### Task directions
Copy out each line of the material in which the word "false" appears.

### Records to use

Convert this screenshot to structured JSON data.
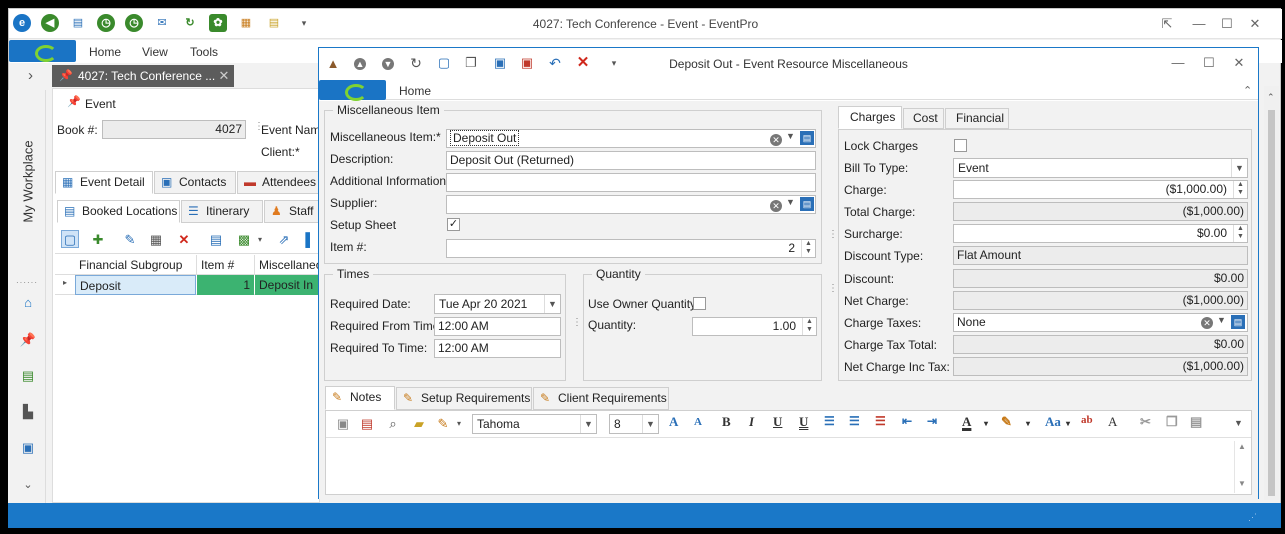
{
  "app": {
    "title": "4027: Tech Conference - Event - EventPro"
  },
  "menu": [
    "Home",
    "View",
    "Tools"
  ],
  "sidebar": {
    "label": "My Workplace"
  },
  "doc_tab": {
    "label": "4027: Tech Conference ..."
  },
  "event": {
    "section_label": "Event",
    "book_label": "Book #:",
    "book_value": "4027",
    "event_name_label": "Event Name",
    "client_label": "Client:*",
    "tabs1": [
      "Event Detail",
      "Contacts",
      "Attendees"
    ],
    "tabs2": [
      "Booked Locations",
      "Itinerary",
      "Staff"
    ],
    "grid": {
      "columns": [
        "Financial Subgroup",
        "Item #",
        "Miscellaneous"
      ],
      "rows": [
        {
          "subgroup": "Deposit",
          "item": "1",
          "misc": "Deposit In"
        }
      ]
    }
  },
  "dialog": {
    "title": "Deposit Out - Event Resource Miscellaneous",
    "ribbon_tab": "Home",
    "misc": {
      "group_title": "Miscellaneous Item",
      "item_label": "Miscellaneous Item:*",
      "item_value": "Deposit Out",
      "desc_label": "Description:",
      "desc_value": "Deposit Out (Returned)",
      "addinfo_label": "Additional Information:",
      "addinfo_value": "",
      "supplier_label": "Supplier:",
      "supplier_value": "",
      "setup_label": "Setup Sheet",
      "setup_checked": true,
      "itemno_label": "Item #:",
      "itemno_value": "2"
    },
    "times": {
      "group_title": "Times",
      "date_label": "Required Date:",
      "date_value": "Tue Apr 20 2021",
      "from_label": "Required From Time:",
      "from_value": "12:00 AM",
      "to_label": "Required To Time:",
      "to_value": "12:00 AM"
    },
    "quantity": {
      "group_title": "Quantity",
      "owner_label": "Use Owner Quantity",
      "owner_checked": false,
      "qty_label": "Quantity:",
      "qty_value": "1.00"
    },
    "right_tabs": [
      "Charges",
      "Cost",
      "Financial"
    ],
    "charges": {
      "lock_label": "Lock Charges",
      "lock_checked": false,
      "billto_label": "Bill To Type:",
      "billto_value": "Event",
      "charge_label": "Charge:",
      "charge_value": "($1,000.00)",
      "total_label": "Total Charge:",
      "total_value": "($1,000.00)",
      "surcharge_label": "Surcharge:",
      "surcharge_value": "$0.00",
      "disctype_label": "Discount Type:",
      "disctype_value": "Flat Amount",
      "disc_label": "Discount:",
      "disc_value": "$0.00",
      "net_label": "Net Charge:",
      "net_value": "($1,000.00)",
      "taxes_label": "Charge Taxes:",
      "taxes_value": "None",
      "taxtotal_label": "Charge Tax Total:",
      "taxtotal_value": "$0.00",
      "netinc_label": "Net Charge Inc Tax:",
      "netinc_value": "($1,000.00)"
    },
    "bottom_tabs": [
      "Notes",
      "Setup Requirements",
      "Client Requirements"
    ],
    "editor": {
      "font": "Tahoma",
      "size": "8"
    }
  },
  "colors": {
    "accent": "#1a78c8",
    "selected_cell": "#3cb371"
  }
}
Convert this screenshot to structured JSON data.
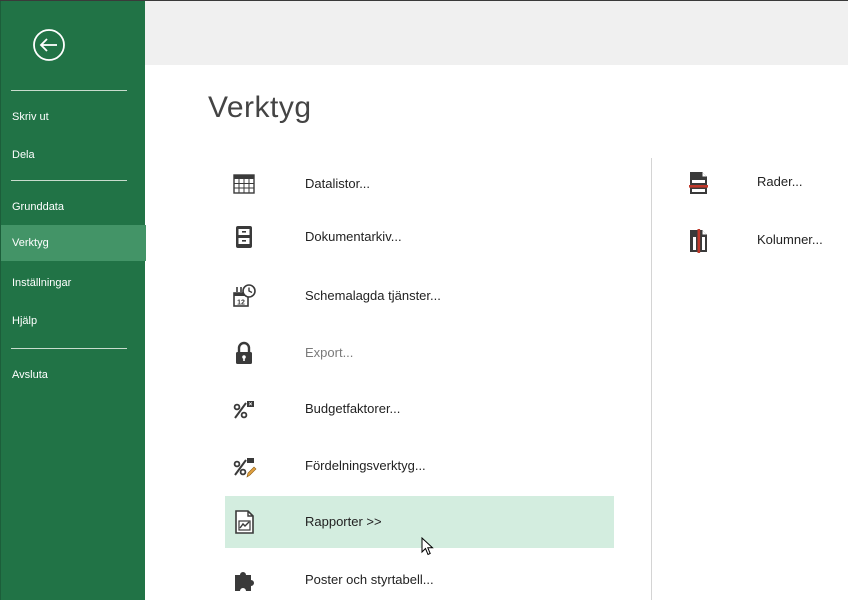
{
  "sidebar": {
    "back_icon": "back-arrow-icon",
    "items": [
      {
        "label": "Skriv ut"
      },
      {
        "label": "Dela"
      },
      {
        "label": "Grunddata"
      },
      {
        "label": "Verktyg",
        "active": true
      },
      {
        "label": "Inställningar"
      },
      {
        "label": "Hjälp"
      },
      {
        "label": "Avsluta"
      }
    ]
  },
  "main": {
    "title": "Verktyg",
    "tools": [
      {
        "label": "Datalistor...",
        "icon": "grid-table-icon"
      },
      {
        "label": "Dokumentarkiv...",
        "icon": "archive-cabinet-icon"
      },
      {
        "label": "Schemalagda tjänster...",
        "icon": "calendar-clock-icon"
      },
      {
        "label": "Export...",
        "icon": "padlock-icon",
        "disabled": true
      },
      {
        "label": "Budgetfaktorer...",
        "icon": "percent-factor-icon"
      },
      {
        "label": "Fördelningsverktyg...",
        "icon": "percent-pencil-icon"
      },
      {
        "label": "Rapporter >>",
        "icon": "report-chart-icon",
        "selected": true
      },
      {
        "label": "Poster och styrtabell...",
        "icon": "puzzle-piece-icon"
      }
    ],
    "right_tools": [
      {
        "label": "Rader...",
        "icon": "rows-document-icon"
      },
      {
        "label": "Kolumner...",
        "icon": "columns-document-icon"
      }
    ]
  },
  "colors": {
    "sidebar_bg": "#217346",
    "sidebar_active": "#439467",
    "selection_bg": "#d3eddf",
    "icon_dark": "#3a3a3a",
    "accent_red": "#c0392b"
  }
}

### Task result
      "owner_checked": false,
      "lock_checked": false,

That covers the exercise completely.